### [EXERCISE PROMPT]
In the listing below, how many lines contain the string "usually"? Reply with the number alone.

### [MATERIAL FOR THIS TASK]
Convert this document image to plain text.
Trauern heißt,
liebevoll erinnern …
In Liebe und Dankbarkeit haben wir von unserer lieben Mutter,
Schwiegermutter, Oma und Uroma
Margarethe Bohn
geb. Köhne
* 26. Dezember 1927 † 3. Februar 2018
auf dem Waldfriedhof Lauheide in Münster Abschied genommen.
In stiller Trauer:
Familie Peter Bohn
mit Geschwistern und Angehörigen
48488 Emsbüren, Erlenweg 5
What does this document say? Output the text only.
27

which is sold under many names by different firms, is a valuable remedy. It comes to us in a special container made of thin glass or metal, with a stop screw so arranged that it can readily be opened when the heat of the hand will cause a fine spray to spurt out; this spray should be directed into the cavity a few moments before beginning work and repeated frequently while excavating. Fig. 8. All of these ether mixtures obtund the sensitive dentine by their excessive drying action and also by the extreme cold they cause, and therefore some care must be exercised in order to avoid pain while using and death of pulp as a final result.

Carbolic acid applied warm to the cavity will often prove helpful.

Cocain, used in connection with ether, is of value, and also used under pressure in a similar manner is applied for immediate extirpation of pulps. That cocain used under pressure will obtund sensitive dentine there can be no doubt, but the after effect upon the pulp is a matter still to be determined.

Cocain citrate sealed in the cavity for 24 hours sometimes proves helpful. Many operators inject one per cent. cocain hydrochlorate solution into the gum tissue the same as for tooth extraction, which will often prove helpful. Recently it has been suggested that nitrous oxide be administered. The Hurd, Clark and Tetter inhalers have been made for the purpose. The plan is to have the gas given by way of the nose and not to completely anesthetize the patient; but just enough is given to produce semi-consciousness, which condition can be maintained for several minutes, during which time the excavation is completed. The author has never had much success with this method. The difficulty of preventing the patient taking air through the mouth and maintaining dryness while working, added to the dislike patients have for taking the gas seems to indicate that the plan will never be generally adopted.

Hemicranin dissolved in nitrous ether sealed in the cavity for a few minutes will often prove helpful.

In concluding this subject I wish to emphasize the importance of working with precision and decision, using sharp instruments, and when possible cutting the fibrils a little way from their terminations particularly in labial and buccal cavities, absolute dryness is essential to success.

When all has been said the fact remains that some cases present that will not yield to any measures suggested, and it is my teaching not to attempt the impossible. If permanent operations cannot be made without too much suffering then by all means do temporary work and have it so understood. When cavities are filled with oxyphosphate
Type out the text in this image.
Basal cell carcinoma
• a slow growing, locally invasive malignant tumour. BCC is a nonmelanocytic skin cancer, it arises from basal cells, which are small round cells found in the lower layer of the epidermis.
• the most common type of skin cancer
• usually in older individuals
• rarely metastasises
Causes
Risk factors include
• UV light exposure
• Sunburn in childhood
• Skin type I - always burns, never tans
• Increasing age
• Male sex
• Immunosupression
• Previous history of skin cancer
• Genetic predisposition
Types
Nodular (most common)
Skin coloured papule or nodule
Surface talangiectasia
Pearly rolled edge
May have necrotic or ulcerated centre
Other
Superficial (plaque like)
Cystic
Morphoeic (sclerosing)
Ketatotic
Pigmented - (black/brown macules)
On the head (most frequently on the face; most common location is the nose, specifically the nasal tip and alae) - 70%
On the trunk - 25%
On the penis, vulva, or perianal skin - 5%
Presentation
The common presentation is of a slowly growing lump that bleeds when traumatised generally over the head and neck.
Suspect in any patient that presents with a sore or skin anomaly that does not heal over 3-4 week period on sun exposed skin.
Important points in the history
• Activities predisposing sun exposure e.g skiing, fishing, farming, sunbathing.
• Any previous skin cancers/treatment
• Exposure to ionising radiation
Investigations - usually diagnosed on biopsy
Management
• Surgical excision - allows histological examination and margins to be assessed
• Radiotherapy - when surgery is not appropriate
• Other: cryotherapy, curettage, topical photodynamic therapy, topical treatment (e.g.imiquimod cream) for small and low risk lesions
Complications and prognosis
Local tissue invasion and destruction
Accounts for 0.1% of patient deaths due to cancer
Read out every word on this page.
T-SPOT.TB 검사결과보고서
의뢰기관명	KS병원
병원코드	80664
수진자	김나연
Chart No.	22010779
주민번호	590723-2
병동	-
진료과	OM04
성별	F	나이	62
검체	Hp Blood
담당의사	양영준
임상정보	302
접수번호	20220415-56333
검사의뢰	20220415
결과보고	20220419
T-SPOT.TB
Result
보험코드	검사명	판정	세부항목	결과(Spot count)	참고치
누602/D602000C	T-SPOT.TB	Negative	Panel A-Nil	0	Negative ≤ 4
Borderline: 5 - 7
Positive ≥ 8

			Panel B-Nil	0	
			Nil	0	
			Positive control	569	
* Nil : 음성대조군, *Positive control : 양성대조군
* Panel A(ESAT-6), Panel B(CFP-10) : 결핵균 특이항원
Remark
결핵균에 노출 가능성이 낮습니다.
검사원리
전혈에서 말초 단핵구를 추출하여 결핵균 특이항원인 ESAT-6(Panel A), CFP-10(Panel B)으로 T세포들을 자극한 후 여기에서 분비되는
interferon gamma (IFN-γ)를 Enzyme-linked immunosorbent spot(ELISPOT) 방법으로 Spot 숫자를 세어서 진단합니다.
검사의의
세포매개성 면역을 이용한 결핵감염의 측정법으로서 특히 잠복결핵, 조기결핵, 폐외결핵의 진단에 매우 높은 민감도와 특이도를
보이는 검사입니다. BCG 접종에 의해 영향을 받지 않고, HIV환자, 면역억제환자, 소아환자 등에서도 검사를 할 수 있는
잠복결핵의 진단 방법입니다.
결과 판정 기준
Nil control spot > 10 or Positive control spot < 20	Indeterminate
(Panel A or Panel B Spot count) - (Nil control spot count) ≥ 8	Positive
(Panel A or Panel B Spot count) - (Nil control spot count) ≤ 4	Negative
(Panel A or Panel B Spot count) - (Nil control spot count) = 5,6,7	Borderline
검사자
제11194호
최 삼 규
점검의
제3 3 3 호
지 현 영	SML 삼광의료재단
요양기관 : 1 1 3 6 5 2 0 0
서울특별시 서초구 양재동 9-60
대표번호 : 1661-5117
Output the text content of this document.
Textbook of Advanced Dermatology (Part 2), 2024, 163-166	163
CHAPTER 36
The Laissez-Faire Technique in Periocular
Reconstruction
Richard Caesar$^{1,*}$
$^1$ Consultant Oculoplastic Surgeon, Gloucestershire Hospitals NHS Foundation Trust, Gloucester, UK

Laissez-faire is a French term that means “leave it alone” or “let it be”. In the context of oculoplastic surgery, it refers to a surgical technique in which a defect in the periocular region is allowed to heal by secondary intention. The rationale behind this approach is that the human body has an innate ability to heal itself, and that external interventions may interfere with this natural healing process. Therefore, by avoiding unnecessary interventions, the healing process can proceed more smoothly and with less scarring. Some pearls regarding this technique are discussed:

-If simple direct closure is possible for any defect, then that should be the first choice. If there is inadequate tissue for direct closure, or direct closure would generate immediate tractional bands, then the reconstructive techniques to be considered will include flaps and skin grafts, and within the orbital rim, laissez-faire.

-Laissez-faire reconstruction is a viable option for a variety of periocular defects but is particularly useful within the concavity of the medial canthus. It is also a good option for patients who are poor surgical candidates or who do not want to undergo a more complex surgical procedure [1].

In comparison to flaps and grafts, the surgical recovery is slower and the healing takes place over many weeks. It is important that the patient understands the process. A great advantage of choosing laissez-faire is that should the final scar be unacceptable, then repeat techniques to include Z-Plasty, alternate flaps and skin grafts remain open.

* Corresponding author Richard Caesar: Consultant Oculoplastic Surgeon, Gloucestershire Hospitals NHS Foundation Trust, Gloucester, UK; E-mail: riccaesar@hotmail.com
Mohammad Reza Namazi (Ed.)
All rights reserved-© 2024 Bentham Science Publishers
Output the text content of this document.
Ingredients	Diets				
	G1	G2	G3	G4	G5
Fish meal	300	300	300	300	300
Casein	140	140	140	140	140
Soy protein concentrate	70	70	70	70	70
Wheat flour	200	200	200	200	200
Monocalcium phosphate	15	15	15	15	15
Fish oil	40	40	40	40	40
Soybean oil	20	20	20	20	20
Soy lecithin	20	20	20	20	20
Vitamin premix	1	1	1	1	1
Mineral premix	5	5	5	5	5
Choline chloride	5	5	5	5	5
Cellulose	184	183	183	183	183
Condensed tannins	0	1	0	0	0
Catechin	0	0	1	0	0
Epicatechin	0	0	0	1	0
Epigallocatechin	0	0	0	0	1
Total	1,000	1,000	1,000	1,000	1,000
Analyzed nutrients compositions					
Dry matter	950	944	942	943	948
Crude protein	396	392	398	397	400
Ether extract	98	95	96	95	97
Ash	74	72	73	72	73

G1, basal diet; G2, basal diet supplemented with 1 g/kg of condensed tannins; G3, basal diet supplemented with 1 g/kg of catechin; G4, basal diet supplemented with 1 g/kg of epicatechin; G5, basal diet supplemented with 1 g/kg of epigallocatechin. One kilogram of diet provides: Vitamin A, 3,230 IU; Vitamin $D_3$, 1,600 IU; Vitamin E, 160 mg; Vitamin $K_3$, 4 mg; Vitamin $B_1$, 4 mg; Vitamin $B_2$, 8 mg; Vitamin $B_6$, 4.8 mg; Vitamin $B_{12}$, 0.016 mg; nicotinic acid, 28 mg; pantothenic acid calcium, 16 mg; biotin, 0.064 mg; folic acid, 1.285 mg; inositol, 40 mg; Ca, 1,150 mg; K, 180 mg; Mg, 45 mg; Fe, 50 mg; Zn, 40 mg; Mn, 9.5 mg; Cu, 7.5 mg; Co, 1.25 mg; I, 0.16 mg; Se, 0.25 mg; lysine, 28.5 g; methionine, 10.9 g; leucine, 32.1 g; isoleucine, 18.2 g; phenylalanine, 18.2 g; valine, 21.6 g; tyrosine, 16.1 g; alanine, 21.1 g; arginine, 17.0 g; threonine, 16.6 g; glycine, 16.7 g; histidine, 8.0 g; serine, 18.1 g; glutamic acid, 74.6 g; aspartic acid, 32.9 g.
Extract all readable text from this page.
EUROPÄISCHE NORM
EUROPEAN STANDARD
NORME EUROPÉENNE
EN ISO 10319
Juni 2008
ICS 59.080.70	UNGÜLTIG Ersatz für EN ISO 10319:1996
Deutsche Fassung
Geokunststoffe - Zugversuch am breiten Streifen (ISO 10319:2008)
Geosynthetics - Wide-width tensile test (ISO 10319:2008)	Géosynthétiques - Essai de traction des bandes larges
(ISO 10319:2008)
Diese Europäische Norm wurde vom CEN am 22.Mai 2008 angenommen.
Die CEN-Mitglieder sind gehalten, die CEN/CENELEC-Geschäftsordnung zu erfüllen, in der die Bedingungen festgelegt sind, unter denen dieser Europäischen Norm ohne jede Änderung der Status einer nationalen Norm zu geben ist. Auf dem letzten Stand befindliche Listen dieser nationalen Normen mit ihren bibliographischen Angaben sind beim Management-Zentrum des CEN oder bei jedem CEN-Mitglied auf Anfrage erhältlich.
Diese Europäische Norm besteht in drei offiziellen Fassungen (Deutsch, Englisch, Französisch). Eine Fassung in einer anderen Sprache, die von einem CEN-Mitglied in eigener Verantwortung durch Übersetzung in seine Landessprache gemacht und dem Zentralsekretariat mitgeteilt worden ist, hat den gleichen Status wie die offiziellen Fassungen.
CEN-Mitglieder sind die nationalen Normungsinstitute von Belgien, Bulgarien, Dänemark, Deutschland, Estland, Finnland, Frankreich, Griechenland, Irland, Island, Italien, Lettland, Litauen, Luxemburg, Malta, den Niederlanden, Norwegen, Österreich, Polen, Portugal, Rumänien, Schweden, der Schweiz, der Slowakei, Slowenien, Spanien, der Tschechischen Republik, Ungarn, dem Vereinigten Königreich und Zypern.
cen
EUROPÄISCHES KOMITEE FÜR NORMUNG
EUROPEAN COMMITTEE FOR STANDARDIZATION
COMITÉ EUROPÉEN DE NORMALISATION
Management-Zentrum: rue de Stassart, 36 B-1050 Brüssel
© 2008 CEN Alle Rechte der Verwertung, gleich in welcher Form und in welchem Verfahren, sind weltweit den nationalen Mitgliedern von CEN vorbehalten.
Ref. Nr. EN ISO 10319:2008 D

### [ANSWER SPACE]
2